> STATED PROBLEM
Set down each record below precisely, skipping the pictures.

====== MATERIAL FOR THIS EXERCISE

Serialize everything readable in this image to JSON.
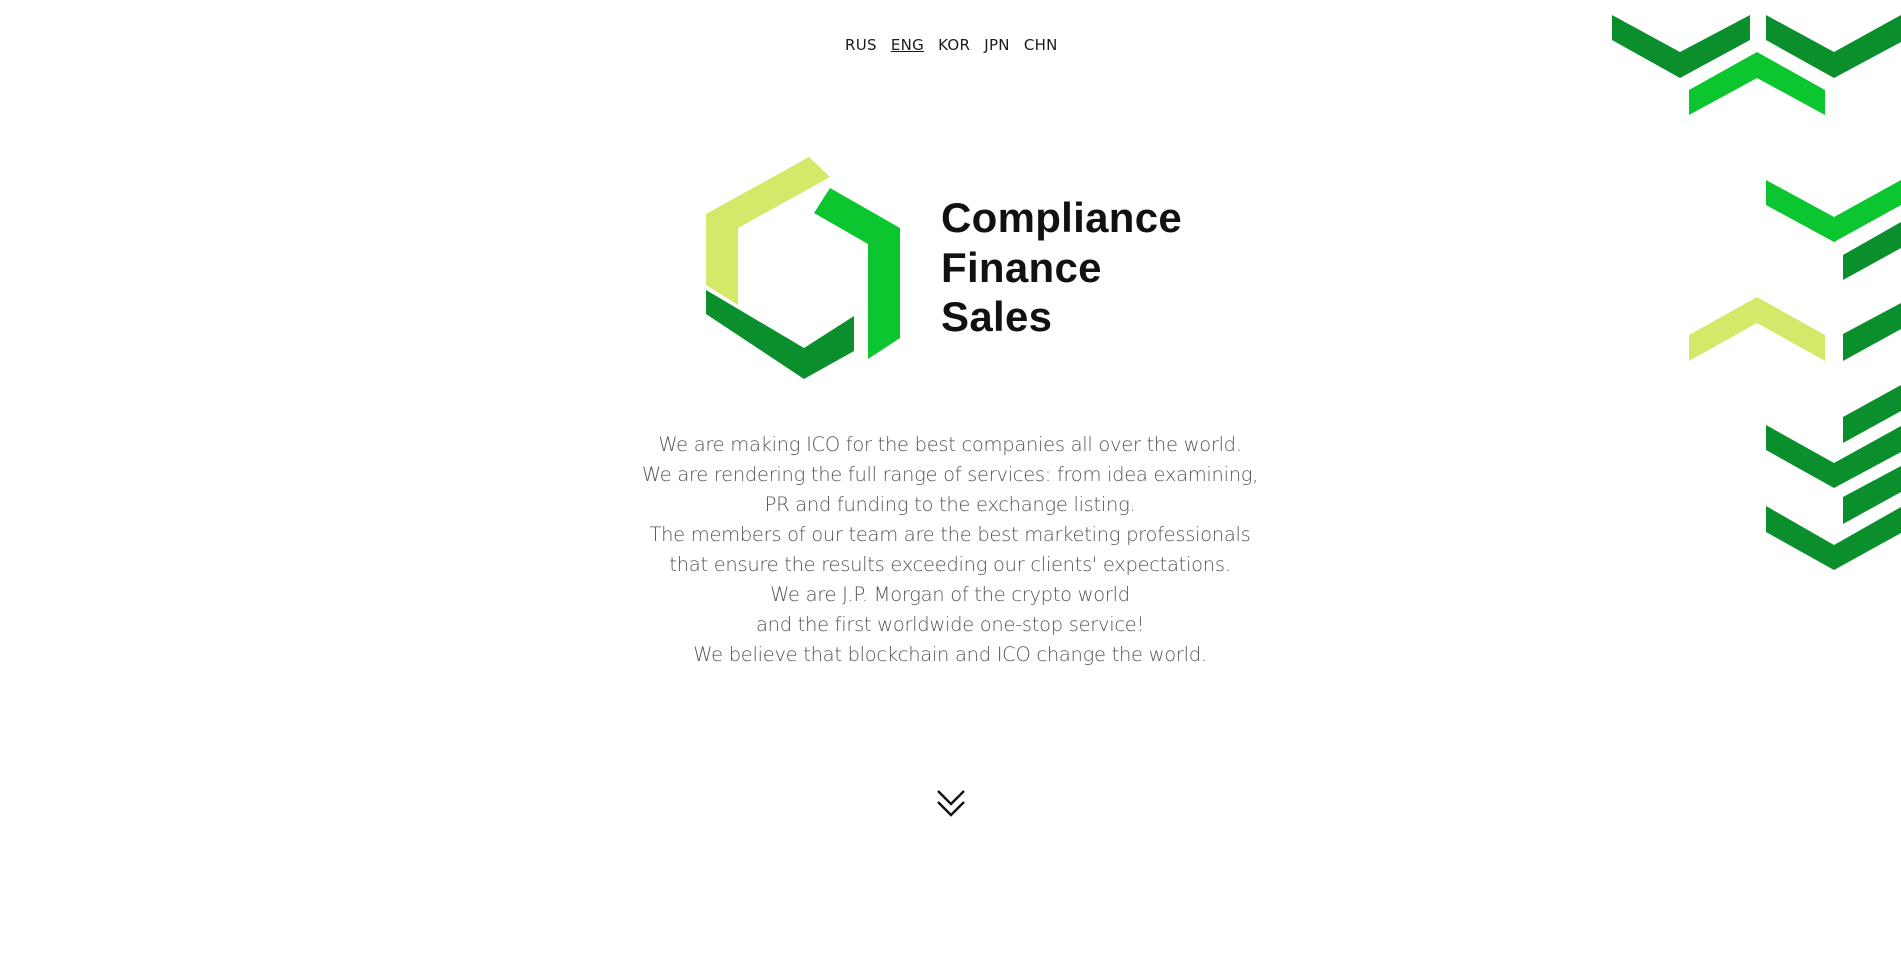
{
  "languages": [
    {
      "label": "RUS",
      "active": false
    },
    {
      "label": "ENG",
      "active": true
    },
    {
      "label": "KOR",
      "active": false
    },
    {
      "label": "JPN",
      "active": false
    },
    {
      "label": "CHN",
      "active": false
    }
  ],
  "brand": {
    "line1": "Compliance",
    "line2": "Finance",
    "line3": "Sales"
  },
  "intro": {
    "lines": [
      "We are making ICO for the best companies all over the world.",
      "We are rendering the full range of services: from idea examining,",
      "PR and funding to the exchange listing.",
      "The members of our team are the best marketing professionals",
      "that ensure the results exceeding our clients' expectations.",
      "We are J.P. Morgan of the crypto world",
      "and the first worldwide one-stop service!",
      "We believe that blockchain and ICO change the world."
    ]
  },
  "icons": {
    "scroll": "double-chevron-down-icon",
    "logo": "hexagon-logo-icon"
  },
  "colors": {
    "dark_green": "#0a8f2c",
    "bright_green": "#0cc62f",
    "lime": "#d4e96a",
    "text_dark": "#111111",
    "text_body": "#555555"
  }
}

============

> FINISHED EXERCISE
Serialize everything readable in this image to JSON.
{
  "languages": [
    {
      "label": "RUS",
      "active": false
    },
    {
      "label": "ENG",
      "active": true
    },
    {
      "label": "KOR",
      "active": false
    },
    {
      "label": "JPN",
      "active": false
    },
    {
      "label": "CHN",
      "active": false
    }
  ],
  "brand": {
    "line1": "Compliance",
    "line2": "Finance",
    "line3": "Sales"
  },
  "intro": {
    "lines": [
      "We are making ICO for the best companies all over the world.",
      "We are rendering the full range of services: from idea examining,",
      "PR and funding to the exchange listing.",
      "The members of our team are the best marketing professionals",
      "that ensure the results exceeding our clients' expectations.",
      "We are J.P. Morgan of the crypto world",
      "and the first worldwide one-stop service!",
      "We believe that blockchain and ICO change the world."
    ]
  },
  "icons": {
    "scroll": "double-chevron-down-icon",
    "logo": "hexagon-logo-icon"
  },
  "colors": {
    "dark_green": "#0a8f2c",
    "bright_green": "#0cc62f",
    "lime": "#d4e96a",
    "text_dark": "#111111",
    "text_body": "#555555"
  }
}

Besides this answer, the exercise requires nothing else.